*BRIEF*
Work out how many lines include "chevron" and answer with that number only.

++++++++

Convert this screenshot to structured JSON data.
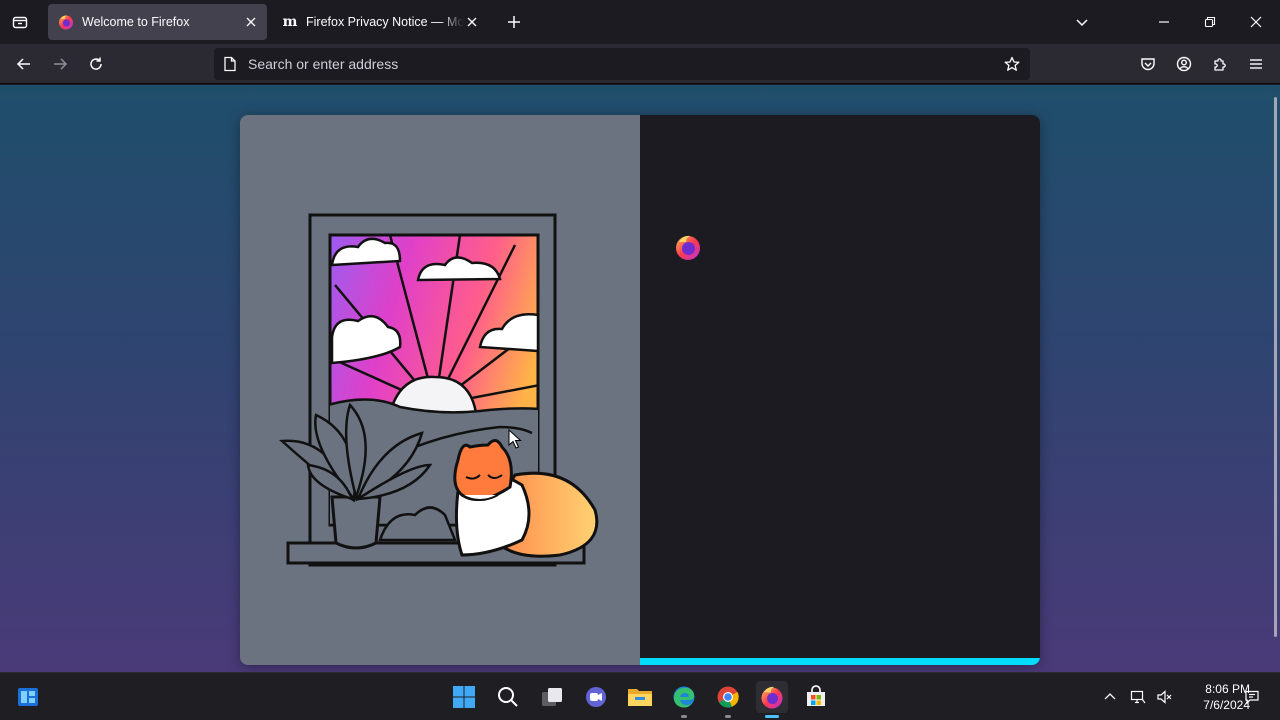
{
  "tabs": [
    {
      "title": "Welcome to Firefox",
      "active": true,
      "favicon": "firefox-icon"
    },
    {
      "title": "Firefox Privacy Notice — Mozilla",
      "active": false,
      "favicon": "mozilla-m-icon"
    }
  ],
  "favicon_letters": {
    "mozilla": "m"
  },
  "urlbar": {
    "placeholder": "Search or enter address",
    "value": ""
  },
  "onboarding": {
    "progress_percent": 100
  },
  "colors": {
    "accent": "#00ddff",
    "active_tab": "#42414d",
    "panel_dark": "#1c1b22",
    "illustration_bg": "#6b7280"
  },
  "taskbar": {
    "apps": [
      "start",
      "search",
      "task-view",
      "chat",
      "file-explorer",
      "edge",
      "chrome",
      "firefox",
      "store"
    ],
    "active_app": "firefox"
  },
  "clock": {
    "time": "8:06 PM",
    "date": "7/6/2024"
  }
}
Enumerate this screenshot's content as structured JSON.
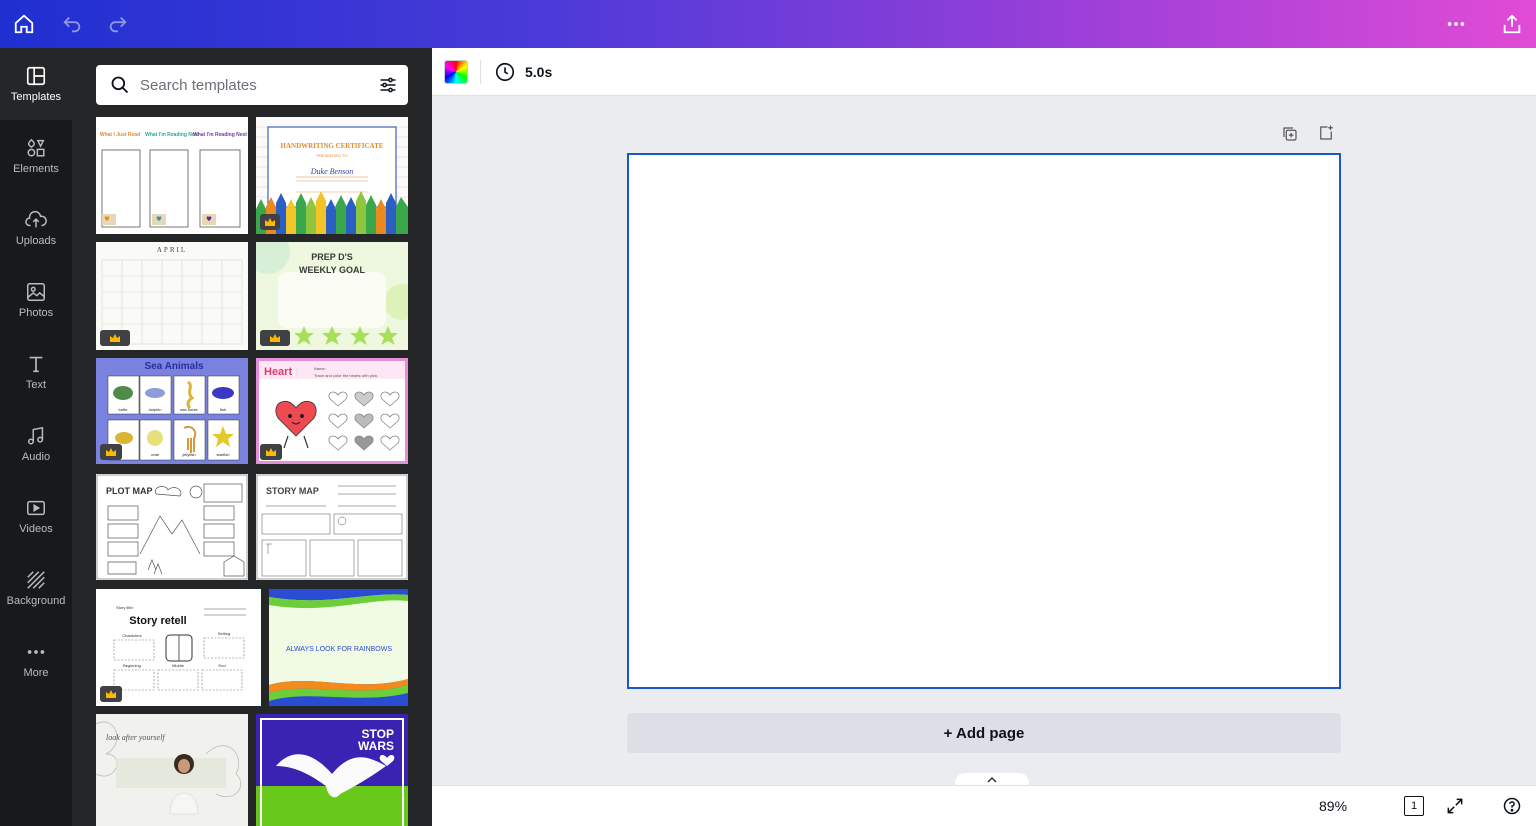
{
  "sidebar": {
    "items": [
      {
        "label": "Templates",
        "icon": "templates-icon",
        "active": true
      },
      {
        "label": "Elements",
        "icon": "elements-icon"
      },
      {
        "label": "Uploads",
        "icon": "uploads-icon"
      },
      {
        "label": "Photos",
        "icon": "photos-icon"
      },
      {
        "label": "Text",
        "icon": "text-icon"
      },
      {
        "label": "Audio",
        "icon": "audio-icon"
      },
      {
        "label": "Videos",
        "icon": "videos-icon"
      },
      {
        "label": "Background",
        "icon": "background-icon"
      },
      {
        "label": "More",
        "icon": "more-icon"
      }
    ]
  },
  "search": {
    "placeholder": "Search templates"
  },
  "templates": {
    "t1": {
      "col1": "What I Just Read",
      "col2": "What I'm Reading Now",
      "col3": "What I'm Reading Next"
    },
    "t2": {
      "title": "HANDWRITING CERTIFICATE",
      "presented": "PRESENTED TO",
      "name": "Duke Benson"
    },
    "t3": {
      "title": "APRIL"
    },
    "t4": {
      "title": "PREP D'S WEEKLY GOAL"
    },
    "t5": {
      "title": "Sea Animals",
      "labels": [
        "turtle",
        "dolphin",
        "sea horse",
        "fish",
        "crab",
        "jellyfish",
        "starfish"
      ]
    },
    "t6": {
      "title": "Heart",
      "name": "Name:",
      "sub": "Trace and color the hearts with pink."
    },
    "t7": {
      "title": "PLOT MAP"
    },
    "t8": {
      "title": "STORY MAP"
    },
    "t9": {
      "title": "Story retell",
      "story_title": "Story title:",
      "characters": "Characters",
      "setting": "Setting",
      "beginning": "Beginning",
      "middle": "Middle",
      "end": "End"
    },
    "t10": {
      "title": "ALWAYS LOOK FOR RAINBOWS"
    },
    "t11": {
      "title": "look after yourself"
    },
    "t12": {
      "title": "STOP WARS"
    }
  },
  "toolbar": {
    "duration": "5.0s"
  },
  "canvas": {
    "add_page_label": "+ Add page"
  },
  "bottom": {
    "zoom": "89%",
    "page_count": "1"
  },
  "colors": {
    "accent": "#1a56c4"
  }
}
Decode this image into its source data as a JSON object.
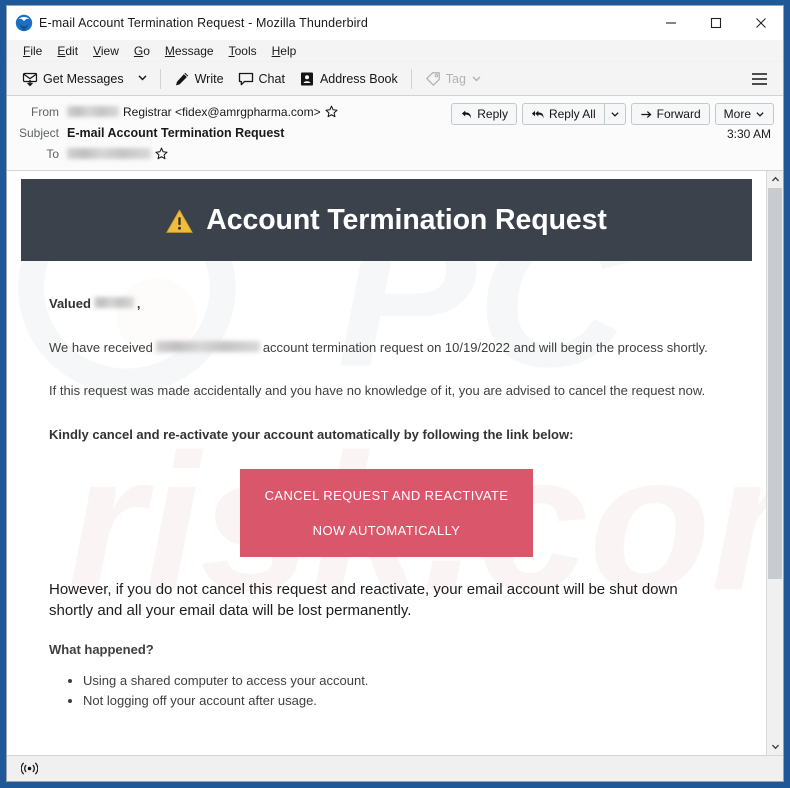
{
  "window": {
    "title": "E-mail Account Termination Request - Mozilla Thunderbird",
    "logo_icon": "thunderbird-logo-icon",
    "controls": {
      "minimize": "minimize-icon",
      "maximize": "maximize-icon",
      "close": "close-icon"
    }
  },
  "menubar": {
    "items": [
      {
        "label": "File",
        "accel": "F"
      },
      {
        "label": "Edit",
        "accel": "E"
      },
      {
        "label": "View",
        "accel": "V"
      },
      {
        "label": "Go",
        "accel": "G"
      },
      {
        "label": "Message",
        "accel": "M"
      },
      {
        "label": "Tools",
        "accel": "T"
      },
      {
        "label": "Help",
        "accel": "H"
      }
    ]
  },
  "toolbar": {
    "get_messages": "Get Messages",
    "write": "Write",
    "chat": "Chat",
    "address_book": "Address Book",
    "tag": "Tag",
    "tag_disabled": true,
    "menu_icon": "hamburger-menu-icon"
  },
  "message_header": {
    "from_label": "From",
    "from_redacted": true,
    "from_value": "Registrar <fidex@amrgpharma.com>",
    "subject_label": "Subject",
    "subject_value": "E-mail Account Termination Request",
    "to_label": "To",
    "to_redacted": true,
    "time": "3:30 AM",
    "actions": {
      "reply": "Reply",
      "reply_all": "Reply All",
      "forward": "Forward",
      "more": "More"
    }
  },
  "email": {
    "banner": {
      "icon": "warning-triangle-icon",
      "title": "Account Termination Request",
      "background_color": "#3b424c",
      "icon_color": "#f0bc3e"
    },
    "greeting_prefix": "Valued",
    "greeting_suffix": ",",
    "paragraph_1_before": "We have received",
    "paragraph_1_after": "account termination request on 10/19/2022 and will begin the process shortly.",
    "termination_date": "10/19/2022",
    "paragraph_2": "If this request was made accidentally and you have no knowledge of it, you are advised to cancel the request now.",
    "paragraph_3": "Kindly cancel and re-activate your account automatically by following the link below:",
    "cta_line_1": "CANCEL REQUEST AND REACTIVATE",
    "cta_line_2": "NOW AUTOMATICALLY",
    "cta_color": "#d9566b",
    "warning_paragraph": "However, if you do not cancel this request and reactivate, your email account will be shut down shortly and all your email data will be lost permanently.",
    "what_happened_heading": "What happened?",
    "reasons": [
      "Using a shared computer to access your account.",
      "Not logging off your account after usage."
    ],
    "watermark_text": "pcrisk.com"
  },
  "scrollbar": {
    "up_icon": "chevron-up-icon",
    "down_icon": "chevron-down-icon"
  },
  "statusbar": {
    "icon": "broadcast-icon"
  }
}
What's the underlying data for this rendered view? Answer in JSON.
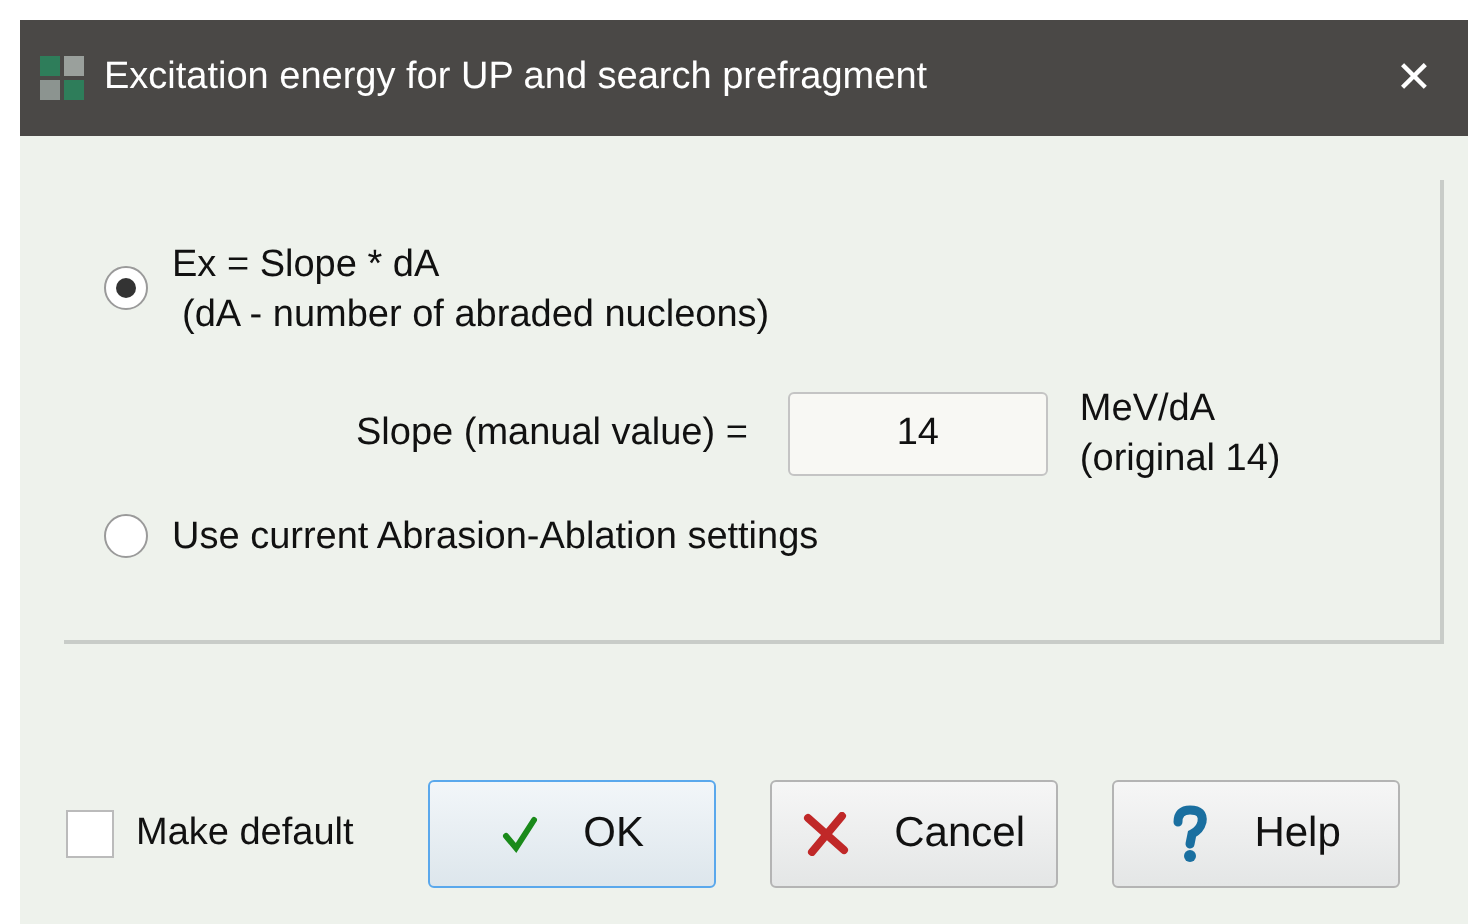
{
  "window": {
    "title": "Excitation energy for UP and search prefragment",
    "close": "✕"
  },
  "options": [
    {
      "kind": "radio",
      "label": "Ex = Slope * dA",
      "note": "(dA - number of abraded nucleons)",
      "selected": true
    },
    {
      "kind": "field",
      "label": "Slope (manual value) =",
      "value": "14",
      "unit": "MeV/dA",
      "original": "(original 14)"
    },
    {
      "kind": "radio",
      "label": "Use current Abrasion-Ablation settings",
      "selected": false
    }
  ],
  "make_default": {
    "label": "Make default",
    "checked": false
  },
  "buttons": [
    {
      "kind": "ok",
      "label": "OK",
      "focused": true
    },
    {
      "kind": "cancel",
      "label": "Cancel",
      "focused": false
    },
    {
      "kind": "help",
      "label": "Help",
      "focused": false
    }
  ]
}
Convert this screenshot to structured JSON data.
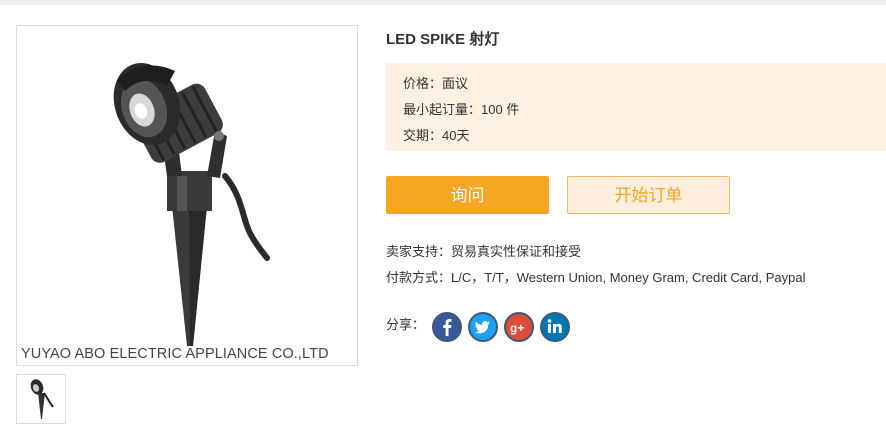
{
  "product": {
    "title": "LED SPIKE 射灯",
    "watermark": "YUYAO ABO ELECTRIC APPLIANCE CO.,LTD"
  },
  "details": {
    "price_label": "价格：",
    "price_value": "面议",
    "moq_label": "最小起订量：",
    "moq_value": "100 件",
    "delivery_label": "交期：",
    "delivery_value": "40天"
  },
  "buttons": {
    "inquire": "询问",
    "start_order": "开始订单"
  },
  "seller": {
    "support_label": "卖家支持：",
    "support_value": "贸易真实性保证和接受",
    "payment_label": "付款方式：",
    "payment_value": "L/C，T/T，Western Union, Money Gram, Credit Card, Paypal"
  },
  "share": {
    "label": "分享：",
    "networks": [
      {
        "name": "facebook",
        "icon": "facebook-icon",
        "color": "#3b5998"
      },
      {
        "name": "twitter",
        "icon": "twitter-icon",
        "color": "#1da1f2"
      },
      {
        "name": "google-plus",
        "icon": "google-plus-icon",
        "color": "#dd4b39"
      },
      {
        "name": "linkedin",
        "icon": "linkedin-icon",
        "color": "#0077b5"
      }
    ]
  },
  "colors": {
    "accent": "#f5a623",
    "price_bg": "#fdf1e4"
  }
}
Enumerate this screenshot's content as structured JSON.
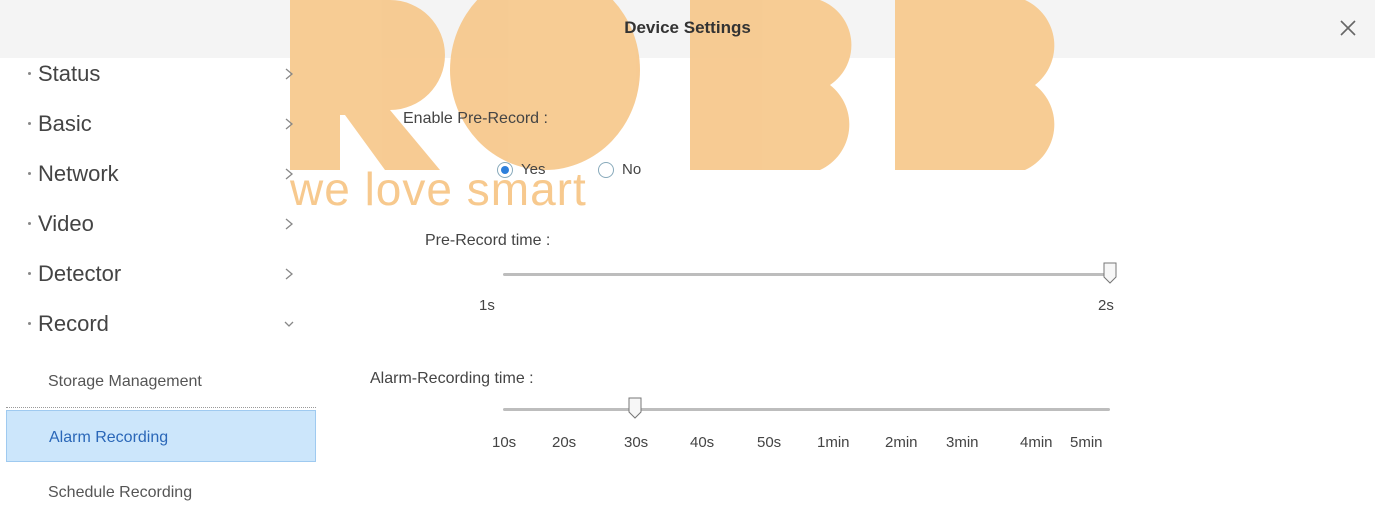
{
  "dialog": {
    "title": "Device Settings"
  },
  "watermark": {
    "text": "we love smart",
    "color": "#f7c98e"
  },
  "sidebar": {
    "items": [
      {
        "label": "Status",
        "expanded": false
      },
      {
        "label": "Basic",
        "expanded": false
      },
      {
        "label": "Network",
        "expanded": false
      },
      {
        "label": "Video",
        "expanded": false
      },
      {
        "label": "Detector",
        "expanded": false
      },
      {
        "label": "Record",
        "expanded": true
      }
    ],
    "subitems": [
      {
        "label": "Storage Management",
        "active": false
      },
      {
        "label": "Alarm Recording",
        "active": true
      },
      {
        "label": "Schedule Recording",
        "active": false
      }
    ]
  },
  "form": {
    "enable_prerecord": {
      "label": "Enable Pre-Record :",
      "options": [
        "Yes",
        "No"
      ],
      "selected": "Yes"
    },
    "prerecord_time": {
      "label": "Pre-Record time :",
      "ticks": [
        "1s",
        "2s"
      ],
      "value": "2s"
    },
    "alarm_recording_time": {
      "label": "Alarm-Recording time :",
      "ticks": [
        "10s",
        "20s",
        "30s",
        "40s",
        "50s",
        "1min",
        "2min",
        "3min",
        "4min",
        "5min"
      ],
      "value": "30s"
    }
  },
  "colors": {
    "accent": "#2d7fdb",
    "active_bg": "#cce6fb",
    "titlebar_bg": "#f4f4f4"
  }
}
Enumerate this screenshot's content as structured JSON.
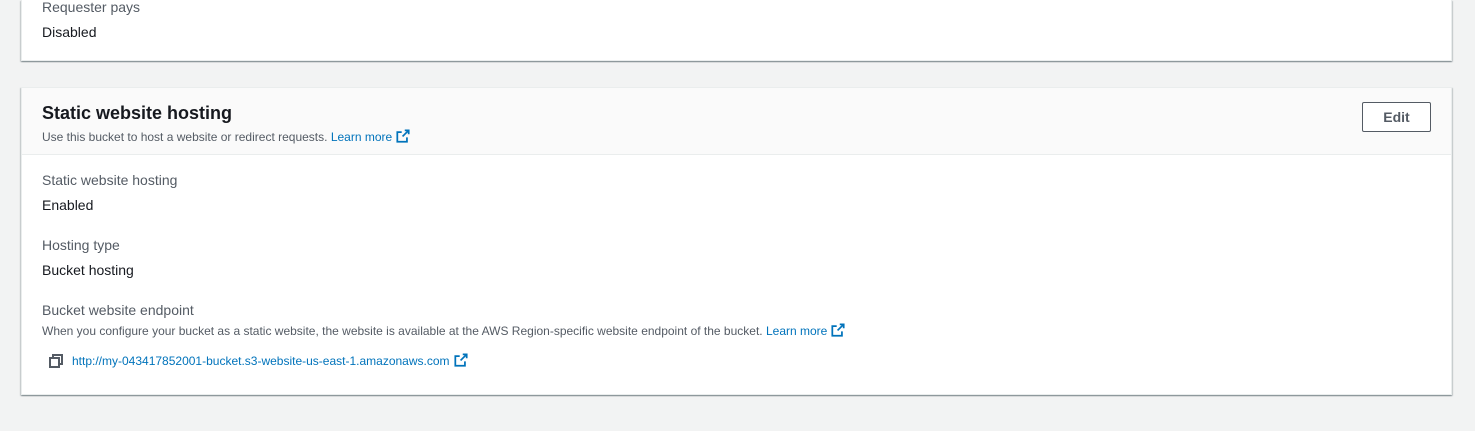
{
  "requester_pays": {
    "label": "Requester pays",
    "value": "Disabled"
  },
  "static_hosting_panel": {
    "title": "Static website hosting",
    "description": "Use this bucket to host a website or redirect requests.",
    "learn_more": "Learn more",
    "edit_button": "Edit",
    "fields": {
      "hosting_label": "Static website hosting",
      "hosting_value": "Enabled",
      "type_label": "Hosting type",
      "type_value": "Bucket hosting",
      "endpoint_label": "Bucket website endpoint",
      "endpoint_description": "When you configure your bucket as a static website, the website is available at the AWS Region-specific website endpoint of the bucket.",
      "endpoint_learn_more": "Learn more",
      "endpoint_url": "http://my-043417852001-bucket.s3-website-us-east-1.amazonaws.com"
    }
  },
  "colors": {
    "link": "#0073bb",
    "page_background": "#f2f3f3",
    "label_text": "#545b64"
  }
}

++++++++

*WRITTEN RESPONSE*
2